┌─ DATA HASIL EKSTRAKSI

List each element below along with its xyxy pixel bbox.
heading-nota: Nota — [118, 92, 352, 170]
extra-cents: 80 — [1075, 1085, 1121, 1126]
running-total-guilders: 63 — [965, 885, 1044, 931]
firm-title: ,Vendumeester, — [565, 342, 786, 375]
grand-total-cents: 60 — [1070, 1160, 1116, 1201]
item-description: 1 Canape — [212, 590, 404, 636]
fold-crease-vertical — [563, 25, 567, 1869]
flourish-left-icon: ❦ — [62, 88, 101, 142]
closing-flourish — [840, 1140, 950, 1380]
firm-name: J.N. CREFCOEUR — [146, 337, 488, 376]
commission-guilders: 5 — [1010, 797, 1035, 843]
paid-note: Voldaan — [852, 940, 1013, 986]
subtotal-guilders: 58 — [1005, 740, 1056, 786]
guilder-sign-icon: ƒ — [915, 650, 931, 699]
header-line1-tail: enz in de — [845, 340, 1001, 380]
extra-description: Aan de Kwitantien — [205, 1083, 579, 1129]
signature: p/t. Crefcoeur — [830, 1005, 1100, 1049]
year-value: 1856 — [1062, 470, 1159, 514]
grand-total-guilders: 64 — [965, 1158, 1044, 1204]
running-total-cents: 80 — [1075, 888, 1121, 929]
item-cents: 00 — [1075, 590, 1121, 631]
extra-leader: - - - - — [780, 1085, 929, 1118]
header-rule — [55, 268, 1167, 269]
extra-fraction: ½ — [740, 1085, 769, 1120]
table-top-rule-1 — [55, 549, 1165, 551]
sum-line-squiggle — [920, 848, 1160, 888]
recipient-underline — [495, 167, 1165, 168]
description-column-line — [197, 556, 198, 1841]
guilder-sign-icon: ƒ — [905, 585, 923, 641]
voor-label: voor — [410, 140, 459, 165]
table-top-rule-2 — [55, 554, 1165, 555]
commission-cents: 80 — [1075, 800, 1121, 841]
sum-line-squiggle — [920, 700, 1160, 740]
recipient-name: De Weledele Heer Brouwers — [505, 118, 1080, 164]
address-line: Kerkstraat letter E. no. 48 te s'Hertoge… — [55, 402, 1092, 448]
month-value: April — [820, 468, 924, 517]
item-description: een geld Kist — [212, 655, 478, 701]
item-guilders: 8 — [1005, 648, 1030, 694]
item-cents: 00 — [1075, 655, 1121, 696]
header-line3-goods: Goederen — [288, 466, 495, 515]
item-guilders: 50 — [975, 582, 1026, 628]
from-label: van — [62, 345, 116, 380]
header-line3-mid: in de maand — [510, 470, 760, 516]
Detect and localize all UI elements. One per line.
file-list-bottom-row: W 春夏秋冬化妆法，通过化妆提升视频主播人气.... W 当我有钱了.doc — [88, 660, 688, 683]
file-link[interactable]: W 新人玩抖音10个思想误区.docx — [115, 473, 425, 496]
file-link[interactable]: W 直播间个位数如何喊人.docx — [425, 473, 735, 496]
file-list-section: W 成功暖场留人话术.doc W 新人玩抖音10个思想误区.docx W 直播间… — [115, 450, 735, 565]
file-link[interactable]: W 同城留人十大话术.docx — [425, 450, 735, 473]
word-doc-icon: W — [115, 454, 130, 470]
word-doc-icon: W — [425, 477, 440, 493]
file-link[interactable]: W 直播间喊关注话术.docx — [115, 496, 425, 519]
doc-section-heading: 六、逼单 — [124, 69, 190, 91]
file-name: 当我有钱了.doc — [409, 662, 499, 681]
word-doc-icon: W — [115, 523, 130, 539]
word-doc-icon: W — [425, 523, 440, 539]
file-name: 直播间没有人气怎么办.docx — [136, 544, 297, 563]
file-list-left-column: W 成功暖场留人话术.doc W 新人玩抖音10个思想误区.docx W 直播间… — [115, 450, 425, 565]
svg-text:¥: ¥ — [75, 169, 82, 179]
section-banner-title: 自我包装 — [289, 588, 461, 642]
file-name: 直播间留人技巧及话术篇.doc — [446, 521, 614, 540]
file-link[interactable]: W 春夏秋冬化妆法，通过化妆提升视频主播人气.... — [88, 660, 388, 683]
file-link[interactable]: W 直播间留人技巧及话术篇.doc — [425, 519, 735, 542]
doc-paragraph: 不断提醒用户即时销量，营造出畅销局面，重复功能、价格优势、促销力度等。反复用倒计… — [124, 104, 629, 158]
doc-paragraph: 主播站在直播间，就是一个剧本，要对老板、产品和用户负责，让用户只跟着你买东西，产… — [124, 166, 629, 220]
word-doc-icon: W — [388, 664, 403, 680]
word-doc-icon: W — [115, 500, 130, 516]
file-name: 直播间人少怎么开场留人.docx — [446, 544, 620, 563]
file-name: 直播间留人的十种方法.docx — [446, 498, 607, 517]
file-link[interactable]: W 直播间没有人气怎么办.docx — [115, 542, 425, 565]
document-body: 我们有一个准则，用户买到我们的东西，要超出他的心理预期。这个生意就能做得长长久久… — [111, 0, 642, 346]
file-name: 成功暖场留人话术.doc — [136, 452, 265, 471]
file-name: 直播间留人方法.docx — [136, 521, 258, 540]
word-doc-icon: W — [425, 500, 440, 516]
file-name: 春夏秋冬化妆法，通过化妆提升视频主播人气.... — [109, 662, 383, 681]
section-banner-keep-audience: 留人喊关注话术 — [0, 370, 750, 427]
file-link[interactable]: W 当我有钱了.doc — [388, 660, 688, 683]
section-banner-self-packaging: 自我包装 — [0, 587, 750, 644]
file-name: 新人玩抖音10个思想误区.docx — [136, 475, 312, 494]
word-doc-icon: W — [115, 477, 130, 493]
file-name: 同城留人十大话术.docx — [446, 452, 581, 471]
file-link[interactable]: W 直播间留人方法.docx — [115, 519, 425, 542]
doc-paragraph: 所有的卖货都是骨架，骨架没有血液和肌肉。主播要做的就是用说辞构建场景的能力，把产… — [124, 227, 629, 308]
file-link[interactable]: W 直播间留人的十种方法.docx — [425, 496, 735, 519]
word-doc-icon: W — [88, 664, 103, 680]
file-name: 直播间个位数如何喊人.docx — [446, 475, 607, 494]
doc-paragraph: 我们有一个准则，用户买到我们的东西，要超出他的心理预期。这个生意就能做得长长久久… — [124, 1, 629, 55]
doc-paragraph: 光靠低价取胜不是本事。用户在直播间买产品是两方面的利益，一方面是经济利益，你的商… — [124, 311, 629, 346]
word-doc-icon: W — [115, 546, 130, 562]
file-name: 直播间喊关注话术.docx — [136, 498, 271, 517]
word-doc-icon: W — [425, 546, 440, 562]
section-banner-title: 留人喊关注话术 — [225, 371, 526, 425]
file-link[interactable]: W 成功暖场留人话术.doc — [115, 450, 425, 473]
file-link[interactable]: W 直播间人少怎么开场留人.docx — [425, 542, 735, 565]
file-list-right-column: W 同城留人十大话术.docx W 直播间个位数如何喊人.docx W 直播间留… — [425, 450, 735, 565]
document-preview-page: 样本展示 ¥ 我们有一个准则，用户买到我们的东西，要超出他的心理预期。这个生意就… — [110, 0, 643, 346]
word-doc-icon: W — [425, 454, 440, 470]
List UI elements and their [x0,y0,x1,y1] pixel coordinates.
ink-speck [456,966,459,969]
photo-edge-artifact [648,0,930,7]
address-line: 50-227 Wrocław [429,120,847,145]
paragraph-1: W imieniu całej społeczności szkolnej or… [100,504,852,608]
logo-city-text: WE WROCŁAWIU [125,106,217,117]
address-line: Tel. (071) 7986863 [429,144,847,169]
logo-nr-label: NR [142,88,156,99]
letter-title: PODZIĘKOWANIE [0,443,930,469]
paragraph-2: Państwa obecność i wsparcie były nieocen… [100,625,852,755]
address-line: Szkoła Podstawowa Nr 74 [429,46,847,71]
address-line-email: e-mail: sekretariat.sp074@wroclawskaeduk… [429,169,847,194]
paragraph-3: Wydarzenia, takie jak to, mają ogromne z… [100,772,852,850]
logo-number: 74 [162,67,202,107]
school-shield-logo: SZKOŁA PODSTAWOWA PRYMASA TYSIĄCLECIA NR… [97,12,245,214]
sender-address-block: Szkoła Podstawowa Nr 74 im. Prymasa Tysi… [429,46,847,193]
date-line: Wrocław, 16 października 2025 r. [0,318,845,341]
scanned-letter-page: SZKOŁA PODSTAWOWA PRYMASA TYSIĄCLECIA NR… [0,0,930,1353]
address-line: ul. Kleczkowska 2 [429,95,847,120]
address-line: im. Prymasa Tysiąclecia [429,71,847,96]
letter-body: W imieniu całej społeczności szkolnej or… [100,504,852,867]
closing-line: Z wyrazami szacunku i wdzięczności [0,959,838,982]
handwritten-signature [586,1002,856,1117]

└─

Tukar "Canape" dengan "Sofa", lalu tuliskan kembali baris-baris dari baris pertama hingga baris yang memuat "header-line1-tail: enz in", keduanya termasuk. Bagian lain tidak diubah.

- [KELUARAN BENAR]
List each element below along with its xyxy pixel bbox.
heading-nota: Nota — [118, 92, 352, 170]
extra-cents: 80 — [1075, 1085, 1121, 1126]
running-total-guilders: 63 — [965, 885, 1044, 931]
firm-title: ,Vendumeester, — [565, 342, 786, 375]
grand-total-cents: 60 — [1070, 1160, 1116, 1201]
item-description: 1 Sofa — [212, 590, 404, 636]
fold-crease-vertical — [563, 25, 567, 1869]
flourish-left-icon: ❦ — [62, 88, 101, 142]
closing-flourish — [840, 1140, 950, 1380]
firm-name: J.N. CREFCOEUR — [146, 337, 488, 376]
commission-guilders: 5 — [1010, 797, 1035, 843]
paid-note: Voldaan — [852, 940, 1013, 986]
subtotal-guilders: 58 — [1005, 740, 1056, 786]
guilder-sign-icon: ƒ — [915, 650, 931, 699]
header-line1-tail: enz in de — [845, 340, 1001, 380]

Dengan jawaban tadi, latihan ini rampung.